━━━━━ DATA FOR THIS TASK ━━━━━

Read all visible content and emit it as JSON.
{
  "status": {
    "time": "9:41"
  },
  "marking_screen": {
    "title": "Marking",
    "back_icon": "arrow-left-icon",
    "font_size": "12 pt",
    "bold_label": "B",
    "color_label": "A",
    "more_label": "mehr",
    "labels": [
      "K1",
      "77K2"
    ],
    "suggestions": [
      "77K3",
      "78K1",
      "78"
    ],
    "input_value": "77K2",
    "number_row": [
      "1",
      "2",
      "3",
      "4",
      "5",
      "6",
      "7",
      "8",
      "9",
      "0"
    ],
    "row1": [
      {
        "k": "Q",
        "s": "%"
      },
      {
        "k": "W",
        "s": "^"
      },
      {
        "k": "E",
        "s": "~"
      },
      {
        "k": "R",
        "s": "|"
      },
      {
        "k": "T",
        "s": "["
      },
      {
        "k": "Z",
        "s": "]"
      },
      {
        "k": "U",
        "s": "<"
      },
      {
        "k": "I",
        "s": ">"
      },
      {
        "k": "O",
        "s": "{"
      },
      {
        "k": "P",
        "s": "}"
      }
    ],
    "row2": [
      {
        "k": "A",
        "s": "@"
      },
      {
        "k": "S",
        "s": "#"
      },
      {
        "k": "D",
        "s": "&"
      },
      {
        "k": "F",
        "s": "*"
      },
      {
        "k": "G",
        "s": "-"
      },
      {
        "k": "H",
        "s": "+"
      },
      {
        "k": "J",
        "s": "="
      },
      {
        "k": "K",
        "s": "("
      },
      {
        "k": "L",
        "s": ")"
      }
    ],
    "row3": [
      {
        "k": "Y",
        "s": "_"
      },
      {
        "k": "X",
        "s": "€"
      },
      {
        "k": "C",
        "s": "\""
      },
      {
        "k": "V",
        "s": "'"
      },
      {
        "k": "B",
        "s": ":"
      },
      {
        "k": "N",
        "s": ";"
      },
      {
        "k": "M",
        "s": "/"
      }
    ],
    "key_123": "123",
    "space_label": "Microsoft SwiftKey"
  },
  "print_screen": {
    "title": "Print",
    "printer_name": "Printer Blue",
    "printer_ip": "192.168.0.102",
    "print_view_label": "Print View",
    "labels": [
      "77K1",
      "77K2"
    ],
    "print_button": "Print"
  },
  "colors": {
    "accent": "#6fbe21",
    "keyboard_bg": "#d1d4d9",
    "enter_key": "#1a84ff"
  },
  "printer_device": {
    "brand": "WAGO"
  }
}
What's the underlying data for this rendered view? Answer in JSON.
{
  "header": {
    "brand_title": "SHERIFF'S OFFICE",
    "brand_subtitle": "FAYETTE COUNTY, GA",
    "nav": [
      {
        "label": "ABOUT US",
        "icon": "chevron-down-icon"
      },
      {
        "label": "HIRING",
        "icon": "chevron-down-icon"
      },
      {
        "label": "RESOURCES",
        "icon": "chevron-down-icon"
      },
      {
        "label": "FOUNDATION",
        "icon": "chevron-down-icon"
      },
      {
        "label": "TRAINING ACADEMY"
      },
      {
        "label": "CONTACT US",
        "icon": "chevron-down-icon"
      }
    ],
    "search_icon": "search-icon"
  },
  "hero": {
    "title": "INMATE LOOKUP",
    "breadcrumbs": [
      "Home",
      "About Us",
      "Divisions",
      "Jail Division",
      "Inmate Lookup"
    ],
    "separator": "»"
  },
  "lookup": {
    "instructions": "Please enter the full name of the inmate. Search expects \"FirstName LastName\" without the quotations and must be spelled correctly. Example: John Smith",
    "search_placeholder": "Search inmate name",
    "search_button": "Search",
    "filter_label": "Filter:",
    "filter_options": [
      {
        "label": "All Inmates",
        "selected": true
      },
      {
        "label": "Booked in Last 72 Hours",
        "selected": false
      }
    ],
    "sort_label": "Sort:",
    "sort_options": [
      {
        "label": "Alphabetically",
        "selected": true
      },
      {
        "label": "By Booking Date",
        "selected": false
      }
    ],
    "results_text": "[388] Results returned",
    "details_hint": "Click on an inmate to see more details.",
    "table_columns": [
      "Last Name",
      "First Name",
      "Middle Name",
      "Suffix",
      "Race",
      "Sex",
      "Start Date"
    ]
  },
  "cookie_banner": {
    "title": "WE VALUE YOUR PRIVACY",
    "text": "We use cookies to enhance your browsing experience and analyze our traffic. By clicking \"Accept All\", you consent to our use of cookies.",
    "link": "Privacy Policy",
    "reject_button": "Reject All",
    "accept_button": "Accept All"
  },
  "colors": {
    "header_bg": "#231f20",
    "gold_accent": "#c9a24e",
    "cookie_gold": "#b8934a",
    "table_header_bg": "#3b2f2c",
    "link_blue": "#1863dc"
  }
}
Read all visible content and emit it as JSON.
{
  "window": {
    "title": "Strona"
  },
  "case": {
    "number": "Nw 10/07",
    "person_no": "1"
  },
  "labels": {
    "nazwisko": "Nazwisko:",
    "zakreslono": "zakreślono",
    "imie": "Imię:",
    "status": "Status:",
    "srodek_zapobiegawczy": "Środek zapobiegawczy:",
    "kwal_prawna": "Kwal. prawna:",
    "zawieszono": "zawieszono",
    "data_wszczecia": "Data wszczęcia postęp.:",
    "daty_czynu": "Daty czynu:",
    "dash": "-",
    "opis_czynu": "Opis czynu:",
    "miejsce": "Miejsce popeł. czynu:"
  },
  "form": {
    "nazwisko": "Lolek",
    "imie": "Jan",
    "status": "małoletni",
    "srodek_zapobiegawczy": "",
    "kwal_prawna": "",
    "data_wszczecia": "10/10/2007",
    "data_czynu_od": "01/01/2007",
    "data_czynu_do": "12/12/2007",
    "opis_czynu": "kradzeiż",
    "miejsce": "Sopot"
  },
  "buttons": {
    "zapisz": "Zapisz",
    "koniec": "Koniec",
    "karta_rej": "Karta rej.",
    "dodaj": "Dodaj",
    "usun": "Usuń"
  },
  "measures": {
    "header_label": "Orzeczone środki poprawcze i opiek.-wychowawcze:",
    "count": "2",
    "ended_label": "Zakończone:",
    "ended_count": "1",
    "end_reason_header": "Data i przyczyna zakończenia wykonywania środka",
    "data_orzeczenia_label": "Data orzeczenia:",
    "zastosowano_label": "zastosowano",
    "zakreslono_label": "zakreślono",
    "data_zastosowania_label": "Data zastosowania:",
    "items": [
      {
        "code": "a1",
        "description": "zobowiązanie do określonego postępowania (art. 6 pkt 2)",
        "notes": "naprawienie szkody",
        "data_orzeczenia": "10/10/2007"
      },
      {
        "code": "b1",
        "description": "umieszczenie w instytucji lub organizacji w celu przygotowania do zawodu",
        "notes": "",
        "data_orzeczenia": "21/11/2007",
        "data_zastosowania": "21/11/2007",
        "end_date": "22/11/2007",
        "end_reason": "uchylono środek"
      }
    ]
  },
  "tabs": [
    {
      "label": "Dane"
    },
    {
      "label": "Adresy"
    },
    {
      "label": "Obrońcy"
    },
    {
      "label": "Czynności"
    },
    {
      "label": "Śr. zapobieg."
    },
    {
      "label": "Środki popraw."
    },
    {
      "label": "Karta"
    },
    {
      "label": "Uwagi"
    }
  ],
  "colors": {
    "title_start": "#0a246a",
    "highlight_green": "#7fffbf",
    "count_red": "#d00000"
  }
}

━━━━━

TASK GOAL:
Figure out how many lines of the data above include "miejsce", then give the number and nothing more.

WRITTEN SOLUTION:
2